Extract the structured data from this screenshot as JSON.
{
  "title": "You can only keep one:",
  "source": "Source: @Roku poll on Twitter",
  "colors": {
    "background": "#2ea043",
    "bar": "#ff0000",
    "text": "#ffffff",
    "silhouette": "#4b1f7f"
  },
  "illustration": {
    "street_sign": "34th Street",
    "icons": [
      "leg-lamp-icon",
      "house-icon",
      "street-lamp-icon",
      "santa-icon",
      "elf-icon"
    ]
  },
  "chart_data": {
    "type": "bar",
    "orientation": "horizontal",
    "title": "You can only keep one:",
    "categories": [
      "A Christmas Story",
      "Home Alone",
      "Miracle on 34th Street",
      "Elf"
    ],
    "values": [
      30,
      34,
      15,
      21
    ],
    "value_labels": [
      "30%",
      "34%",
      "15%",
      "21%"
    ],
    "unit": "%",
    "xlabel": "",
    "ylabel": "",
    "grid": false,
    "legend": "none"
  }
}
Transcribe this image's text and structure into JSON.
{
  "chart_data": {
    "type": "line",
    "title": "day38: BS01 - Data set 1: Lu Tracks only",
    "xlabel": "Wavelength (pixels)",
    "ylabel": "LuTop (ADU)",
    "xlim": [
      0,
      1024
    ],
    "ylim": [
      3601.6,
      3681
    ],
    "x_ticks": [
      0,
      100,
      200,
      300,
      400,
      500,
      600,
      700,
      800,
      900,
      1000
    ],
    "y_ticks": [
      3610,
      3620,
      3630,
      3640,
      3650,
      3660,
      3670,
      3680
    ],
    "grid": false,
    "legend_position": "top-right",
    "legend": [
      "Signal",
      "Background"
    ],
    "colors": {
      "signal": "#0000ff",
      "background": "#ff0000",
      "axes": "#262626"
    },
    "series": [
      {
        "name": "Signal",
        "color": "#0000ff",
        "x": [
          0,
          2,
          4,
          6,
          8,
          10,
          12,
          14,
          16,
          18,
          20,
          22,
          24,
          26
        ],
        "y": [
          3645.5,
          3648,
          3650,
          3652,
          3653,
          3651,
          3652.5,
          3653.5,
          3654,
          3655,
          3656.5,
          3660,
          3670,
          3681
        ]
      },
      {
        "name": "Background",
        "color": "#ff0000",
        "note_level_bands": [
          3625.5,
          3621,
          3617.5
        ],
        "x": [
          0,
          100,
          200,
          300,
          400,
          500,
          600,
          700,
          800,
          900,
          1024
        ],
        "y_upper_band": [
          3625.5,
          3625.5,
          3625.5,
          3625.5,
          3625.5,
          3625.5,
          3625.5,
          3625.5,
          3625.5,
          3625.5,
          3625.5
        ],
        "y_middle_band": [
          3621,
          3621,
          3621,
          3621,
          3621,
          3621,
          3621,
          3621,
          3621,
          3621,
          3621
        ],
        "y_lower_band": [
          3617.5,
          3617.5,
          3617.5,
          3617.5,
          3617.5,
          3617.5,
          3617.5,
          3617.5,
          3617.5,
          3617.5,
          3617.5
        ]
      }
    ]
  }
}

== What needs to be done ==
Output the records verbatim, from the first line to the last.

== Task output ==
Extract the structured data from this screenshot as JSON.
{
  "title": "You can only keep one:",
  "source": "Source: @Roku poll on Twitter",
  "colors": {
    "background": "#2ea043",
    "bar": "#ff0000",
    "text": "#ffffff",
    "silhouette": "#4b1f7f"
  },
  "illustration": {
    "street_sign": "34th Street",
    "icons": [
      "leg-lamp-icon",
      "house-icon",
      "street-lamp-icon",
      "santa-icon",
      "elf-icon"
    ]
  },
  "chart_data": {
    "type": "bar",
    "orientation": "horizontal",
    "title": "You can only keep one:",
    "categories": [
      "A Christmas Story",
      "Home Alone",
      "Miracle on 34th Street",
      "Elf"
    ],
    "values": [
      30,
      34,
      15,
      21
    ],
    "value_labels": [
      "30%",
      "34%",
      "15%",
      "21%"
    ],
    "unit": "%",
    "xlabel": "",
    "ylabel": "",
    "grid": false,
    "legend": "none"
  }
}
Transcribe this image's text and structure into JSON.
{
  "chart_data": {
    "type": "line",
    "title": "day38: BS01 - Data set 1: Lu Tracks only",
    "xlabel": "Wavelength (pixels)",
    "ylabel": "LuTop (ADU)",
    "xlim": [
      0,
      1024
    ],
    "ylim": [
      3601.6,
      3681
    ],
    "x_ticks": [
      0,
      100,
      200,
      300,
      400,
      500,
      600,
      700,
      800,
      900,
      1000
    ],
    "y_ticks": [
      3610,
      3620,
      3630,
      3640,
      3650,
      3660,
      3670,
      3680
    ],
    "grid": false,
    "legend_position": "top-right",
    "legend": [
      "Signal",
      "Background"
    ],
    "colors": {
      "signal": "#0000ff",
      "background": "#ff0000",
      "axes": "#262626"
    },
    "series": [
      {
        "name": "Signal",
        "color": "#0000ff",
        "x": [
          0,
          2,
          4,
          6,
          8,
          10,
          12,
          14,
          16,
          18,
          20,
          22,
          24,
          26
        ],
        "y": [
          3645.5,
          3648,
          3650,
          3652,
          3653,
          3651,
          3652.5,
          3653.5,
          3654,
          3655,
          3656.5,
          3660,
          3670,
          3681
        ]
      },
      {
        "name": "Background",
        "color": "#ff0000",
        "note_level_bands": [
          3625.5,
          3621,
          3617.5
        ],
        "x": [
          0,
          100,
          200,
          300,
          400,
          500,
          600,
          700,
          800,
          900,
          1024
        ],
        "y_upper_band": [
          3625.5,
          3625.5,
          3625.5,
          3625.5,
          3625.5,
          3625.5,
          3625.5,
          3625.5,
          3625.5,
          3625.5,
          3625.5
        ],
        "y_middle_band": [
          3621,
          3621,
          3621,
          3621,
          3621,
          3621,
          3621,
          3621,
          3621,
          3621,
          3621
        ],
        "y_lower_band": [
          3617.5,
          3617.5,
          3617.5,
          3617.5,
          3617.5,
          3617.5,
          3617.5,
          3617.5,
          3617.5,
          3617.5,
          3617.5
        ]
      }
    ]
  }
}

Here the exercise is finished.